→ Your goal
What is the number of lines holding the word "length"? Write that number and nothing else.

→ Material supplied
-*-*-

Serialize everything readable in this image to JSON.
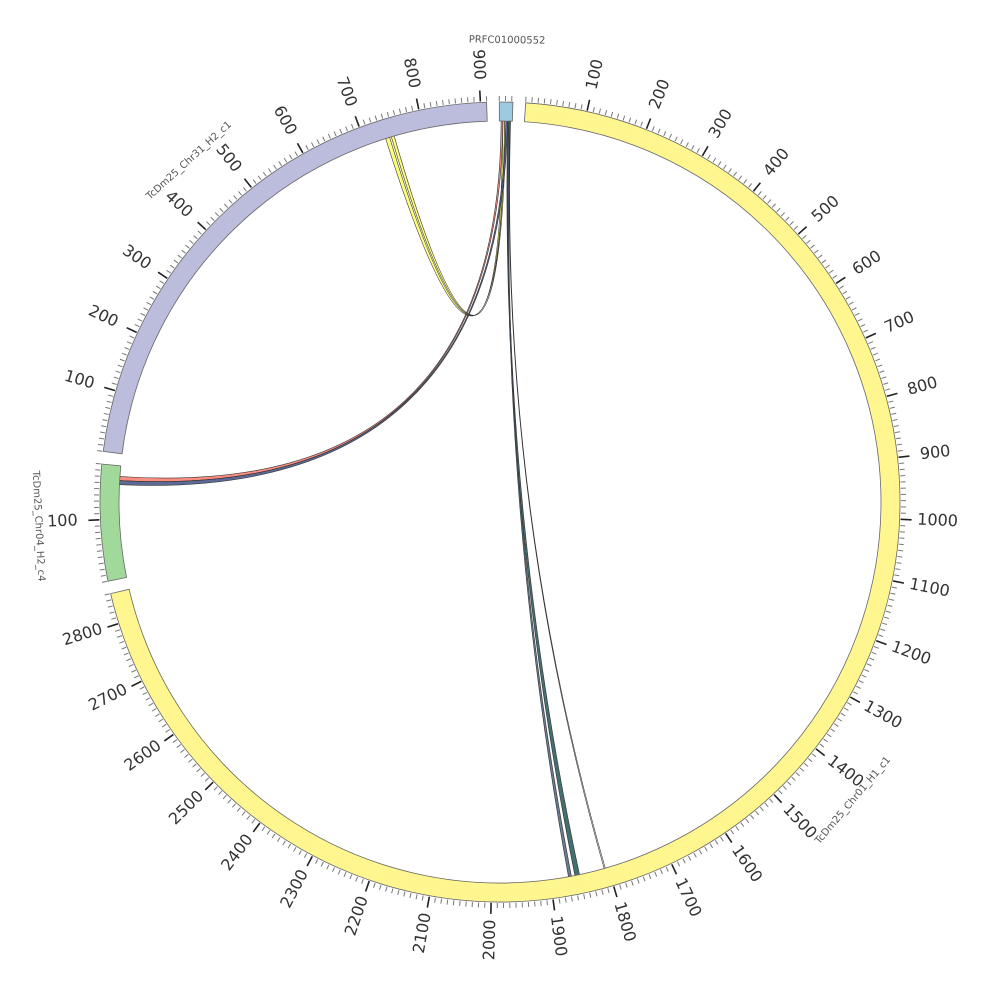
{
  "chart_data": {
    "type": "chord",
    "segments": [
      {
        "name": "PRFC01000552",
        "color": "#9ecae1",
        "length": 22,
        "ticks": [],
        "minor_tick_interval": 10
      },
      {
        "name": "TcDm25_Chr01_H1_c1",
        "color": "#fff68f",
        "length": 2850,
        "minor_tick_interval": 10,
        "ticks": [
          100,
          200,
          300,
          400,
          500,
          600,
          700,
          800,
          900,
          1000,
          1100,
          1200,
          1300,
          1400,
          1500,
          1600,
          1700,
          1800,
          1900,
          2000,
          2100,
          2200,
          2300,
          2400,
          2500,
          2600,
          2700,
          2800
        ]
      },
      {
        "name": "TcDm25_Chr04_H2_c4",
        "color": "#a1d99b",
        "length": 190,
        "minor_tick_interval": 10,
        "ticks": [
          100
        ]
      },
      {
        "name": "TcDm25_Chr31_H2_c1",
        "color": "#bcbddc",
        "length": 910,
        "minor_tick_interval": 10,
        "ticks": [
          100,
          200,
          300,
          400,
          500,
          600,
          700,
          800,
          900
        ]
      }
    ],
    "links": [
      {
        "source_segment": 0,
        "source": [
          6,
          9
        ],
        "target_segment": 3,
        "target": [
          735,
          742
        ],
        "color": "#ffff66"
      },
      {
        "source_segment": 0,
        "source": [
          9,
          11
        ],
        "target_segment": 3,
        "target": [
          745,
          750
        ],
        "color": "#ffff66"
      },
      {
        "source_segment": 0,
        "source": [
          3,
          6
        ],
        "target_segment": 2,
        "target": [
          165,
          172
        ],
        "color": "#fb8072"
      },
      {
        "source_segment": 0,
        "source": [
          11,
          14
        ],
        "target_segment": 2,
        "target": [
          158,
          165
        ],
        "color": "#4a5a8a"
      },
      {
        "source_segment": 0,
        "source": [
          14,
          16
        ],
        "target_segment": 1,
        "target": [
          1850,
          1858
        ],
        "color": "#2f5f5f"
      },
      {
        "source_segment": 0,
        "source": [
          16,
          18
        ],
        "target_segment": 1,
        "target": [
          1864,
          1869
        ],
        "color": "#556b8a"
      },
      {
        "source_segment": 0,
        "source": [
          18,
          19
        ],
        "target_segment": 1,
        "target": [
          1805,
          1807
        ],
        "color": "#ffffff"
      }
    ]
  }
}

-*-*-

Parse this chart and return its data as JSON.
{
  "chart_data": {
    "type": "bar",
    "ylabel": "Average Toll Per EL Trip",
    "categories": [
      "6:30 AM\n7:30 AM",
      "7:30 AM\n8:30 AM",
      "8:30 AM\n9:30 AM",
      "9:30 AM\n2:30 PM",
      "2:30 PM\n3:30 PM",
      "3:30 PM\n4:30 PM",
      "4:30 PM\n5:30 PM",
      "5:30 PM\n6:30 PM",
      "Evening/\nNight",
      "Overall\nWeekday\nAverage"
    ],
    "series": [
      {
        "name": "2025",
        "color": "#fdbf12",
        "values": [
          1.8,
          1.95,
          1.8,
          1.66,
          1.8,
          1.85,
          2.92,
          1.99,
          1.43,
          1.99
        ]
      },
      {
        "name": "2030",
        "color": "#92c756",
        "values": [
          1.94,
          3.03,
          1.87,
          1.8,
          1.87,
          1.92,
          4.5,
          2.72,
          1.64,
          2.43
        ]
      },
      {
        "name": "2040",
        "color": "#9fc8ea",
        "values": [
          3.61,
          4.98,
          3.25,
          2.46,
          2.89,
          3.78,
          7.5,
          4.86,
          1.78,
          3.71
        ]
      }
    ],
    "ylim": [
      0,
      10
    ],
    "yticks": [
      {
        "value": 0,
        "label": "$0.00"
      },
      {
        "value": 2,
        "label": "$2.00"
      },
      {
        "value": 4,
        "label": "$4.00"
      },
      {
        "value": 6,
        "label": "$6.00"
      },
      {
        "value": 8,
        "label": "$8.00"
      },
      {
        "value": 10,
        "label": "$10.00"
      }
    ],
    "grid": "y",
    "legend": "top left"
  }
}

-*-*-

→ Reply to the task
4